## Entries supplied
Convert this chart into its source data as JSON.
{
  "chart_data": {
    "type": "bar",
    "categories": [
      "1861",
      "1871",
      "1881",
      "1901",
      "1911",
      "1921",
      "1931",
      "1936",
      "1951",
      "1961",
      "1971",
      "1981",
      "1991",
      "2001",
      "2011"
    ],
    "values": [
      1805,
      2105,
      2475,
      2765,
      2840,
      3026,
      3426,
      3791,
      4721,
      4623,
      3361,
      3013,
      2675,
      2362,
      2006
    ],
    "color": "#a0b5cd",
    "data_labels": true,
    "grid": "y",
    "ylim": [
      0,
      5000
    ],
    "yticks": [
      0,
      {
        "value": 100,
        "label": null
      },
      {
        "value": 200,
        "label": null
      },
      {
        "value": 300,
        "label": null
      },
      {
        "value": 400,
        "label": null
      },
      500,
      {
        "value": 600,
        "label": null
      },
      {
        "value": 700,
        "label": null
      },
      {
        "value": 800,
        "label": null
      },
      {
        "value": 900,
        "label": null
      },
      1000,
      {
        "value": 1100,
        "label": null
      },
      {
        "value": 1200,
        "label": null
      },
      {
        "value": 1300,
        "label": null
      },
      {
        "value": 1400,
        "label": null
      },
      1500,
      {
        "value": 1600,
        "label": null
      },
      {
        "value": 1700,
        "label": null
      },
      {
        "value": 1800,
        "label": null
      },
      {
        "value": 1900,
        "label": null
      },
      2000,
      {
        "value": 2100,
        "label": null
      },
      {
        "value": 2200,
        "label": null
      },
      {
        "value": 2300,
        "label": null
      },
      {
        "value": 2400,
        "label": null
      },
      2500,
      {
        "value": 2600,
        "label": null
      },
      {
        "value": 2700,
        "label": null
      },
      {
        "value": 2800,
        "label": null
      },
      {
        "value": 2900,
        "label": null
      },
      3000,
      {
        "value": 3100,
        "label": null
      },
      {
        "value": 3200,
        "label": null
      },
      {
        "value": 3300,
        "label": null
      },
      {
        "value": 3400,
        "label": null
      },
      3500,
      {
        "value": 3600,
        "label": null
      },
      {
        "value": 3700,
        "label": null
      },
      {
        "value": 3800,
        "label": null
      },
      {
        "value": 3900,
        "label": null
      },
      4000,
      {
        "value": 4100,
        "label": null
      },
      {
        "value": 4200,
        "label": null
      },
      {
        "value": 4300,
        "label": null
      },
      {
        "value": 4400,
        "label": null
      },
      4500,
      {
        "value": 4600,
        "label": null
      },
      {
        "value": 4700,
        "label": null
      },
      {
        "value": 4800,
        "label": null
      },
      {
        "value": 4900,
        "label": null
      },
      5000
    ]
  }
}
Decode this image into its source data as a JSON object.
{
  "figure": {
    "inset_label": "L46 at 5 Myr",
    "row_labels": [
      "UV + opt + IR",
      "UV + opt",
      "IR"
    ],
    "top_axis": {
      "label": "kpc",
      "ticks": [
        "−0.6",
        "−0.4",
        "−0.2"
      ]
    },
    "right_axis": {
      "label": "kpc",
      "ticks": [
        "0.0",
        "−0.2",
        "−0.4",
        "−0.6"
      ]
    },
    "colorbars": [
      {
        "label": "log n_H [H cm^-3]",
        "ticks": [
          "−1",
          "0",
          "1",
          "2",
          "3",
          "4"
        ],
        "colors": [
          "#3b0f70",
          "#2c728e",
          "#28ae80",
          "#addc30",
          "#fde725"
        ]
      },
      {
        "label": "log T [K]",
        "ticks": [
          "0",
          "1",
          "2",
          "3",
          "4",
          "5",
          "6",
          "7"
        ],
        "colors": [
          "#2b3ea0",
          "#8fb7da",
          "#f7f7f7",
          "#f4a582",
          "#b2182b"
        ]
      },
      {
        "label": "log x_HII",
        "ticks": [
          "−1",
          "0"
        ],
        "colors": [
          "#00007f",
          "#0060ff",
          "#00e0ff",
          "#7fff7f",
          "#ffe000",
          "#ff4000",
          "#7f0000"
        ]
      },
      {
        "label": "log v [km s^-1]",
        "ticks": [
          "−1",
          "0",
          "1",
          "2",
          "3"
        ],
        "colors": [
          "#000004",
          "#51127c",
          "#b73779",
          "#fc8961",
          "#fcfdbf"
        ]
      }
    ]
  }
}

## Exercise directions
Every line of the data above should be reproduced word for word.

## Solved problem
Convert this chart into its source data as JSON.
{
  "chart_data": {
    "type": "bar",
    "categories": [
      "1861",
      "1871",
      "1881",
      "1901",
      "1911",
      "1921",
      "1931",
      "1936",
      "1951",
      "1961",
      "1971",
      "1981",
      "1991",
      "2001",
      "2011"
    ],
    "values": [
      1805,
      2105,
      2475,
      2765,
      2840,
      3026,
      3426,
      3791,
      4721,
      4623,
      3361,
      3013,
      2675,
      2362,
      2006
    ],
    "color": "#a0b5cd",
    "data_labels": true,
    "grid": "y",
    "ylim": [
      0,
      5000
    ],
    "yticks": [
      0,
      {
        "value": 100,
        "label": null
      },
      {
        "value": 200,
        "label": null
      },
      {
        "value": 300,
        "label": null
      },
      {
        "value": 400,
        "label": null
      },
      500,
      {
        "value": 600,
        "label": null
      },
      {
        "value": 700,
        "label": null
      },
      {
        "value": 800,
        "label": null
      },
      {
        "value": 900,
        "label": null
      },
      1000,
      {
        "value": 1100,
        "label": null
      },
      {
        "value": 1200,
        "label": null
      },
      {
        "value": 1300,
        "label": null
      },
      {
        "value": 1400,
        "label": null
      },
      1500,
      {
        "value": 1600,
        "label": null
      },
      {
        "value": 1700,
        "label": null
      },
      {
        "value": 1800,
        "label": null
      },
      {
        "value": 1900,
        "label": null
      },
      2000,
      {
        "value": 2100,
        "label": null
      },
      {
        "value": 2200,
        "label": null
      },
      {
        "value": 2300,
        "label": null
      },
      {
        "value": 2400,
        "label": null
      },
      2500,
      {
        "value": 2600,
        "label": null
      },
      {
        "value": 2700,
        "label": null
      },
      {
        "value": 2800,
        "label": null
      },
      {
        "value": 2900,
        "label": null
      },
      3000,
      {
        "value": 3100,
        "label": null
      },
      {
        "value": 3200,
        "label": null
      },
      {
        "value": 3300,
        "label": null
      },
      {
        "value": 3400,
        "label": null
      },
      3500,
      {
        "value": 3600,
        "label": null
      },
      {
        "value": 3700,
        "label": null
      },
      {
        "value": 3800,
        "label": null
      },
      {
        "value": 3900,
        "label": null
      },
      4000,
      {
        "value": 4100,
        "label": null
      },
      {
        "value": 4200,
        "label": null
      },
      {
        "value": 4300,
        "label": null
      },
      {
        "value": 4400,
        "label": null
      },
      4500,
      {
        "value": 4600,
        "label": null
      },
      {
        "value": 4700,
        "label": null
      },
      {
        "value": 4800,
        "label": null
      },
      {
        "value": 4900,
        "label": null
      },
      5000
    ]
  }
}
Decode this image into its source data as a JSON object.
{
  "figure": {
    "inset_label": "L46 at 5 Myr",
    "row_labels": [
      "UV + opt + IR",
      "UV + opt",
      "IR"
    ],
    "top_axis": {
      "label": "kpc",
      "ticks": [
        "−0.6",
        "−0.4",
        "−0.2"
      ]
    },
    "right_axis": {
      "label": "kpc",
      "ticks": [
        "0.0",
        "−0.2",
        "−0.4",
        "−0.6"
      ]
    },
    "colorbars": [
      {
        "label": "log n_H [H cm^-3]",
        "ticks": [
          "−1",
          "0",
          "1",
          "2",
          "3",
          "4"
        ],
        "colors": [
          "#3b0f70",
          "#2c728e",
          "#28ae80",
          "#addc30",
          "#fde725"
        ]
      },
      {
        "label": "log T [K]",
        "ticks": [
          "0",
          "1",
          "2",
          "3",
          "4",
          "5",
          "6",
          "7"
        ],
        "colors": [
          "#2b3ea0",
          "#8fb7da",
          "#f7f7f7",
          "#f4a582",
          "#b2182b"
        ]
      },
      {
        "label": "log x_HII",
        "ticks": [
          "−1",
          "0"
        ],
        "colors": [
          "#00007f",
          "#0060ff",
          "#00e0ff",
          "#7fff7f",
          "#ffe000",
          "#ff4000",
          "#7f0000"
        ]
      },
      {
        "label": "log v [km s^-1]",
        "ticks": [
          "−1",
          "0",
          "1",
          "2",
          "3"
        ],
        "colors": [
          "#000004",
          "#51127c",
          "#b73779",
          "#fc8961",
          "#fcfdbf"
        ]
      }
    ]
  }
}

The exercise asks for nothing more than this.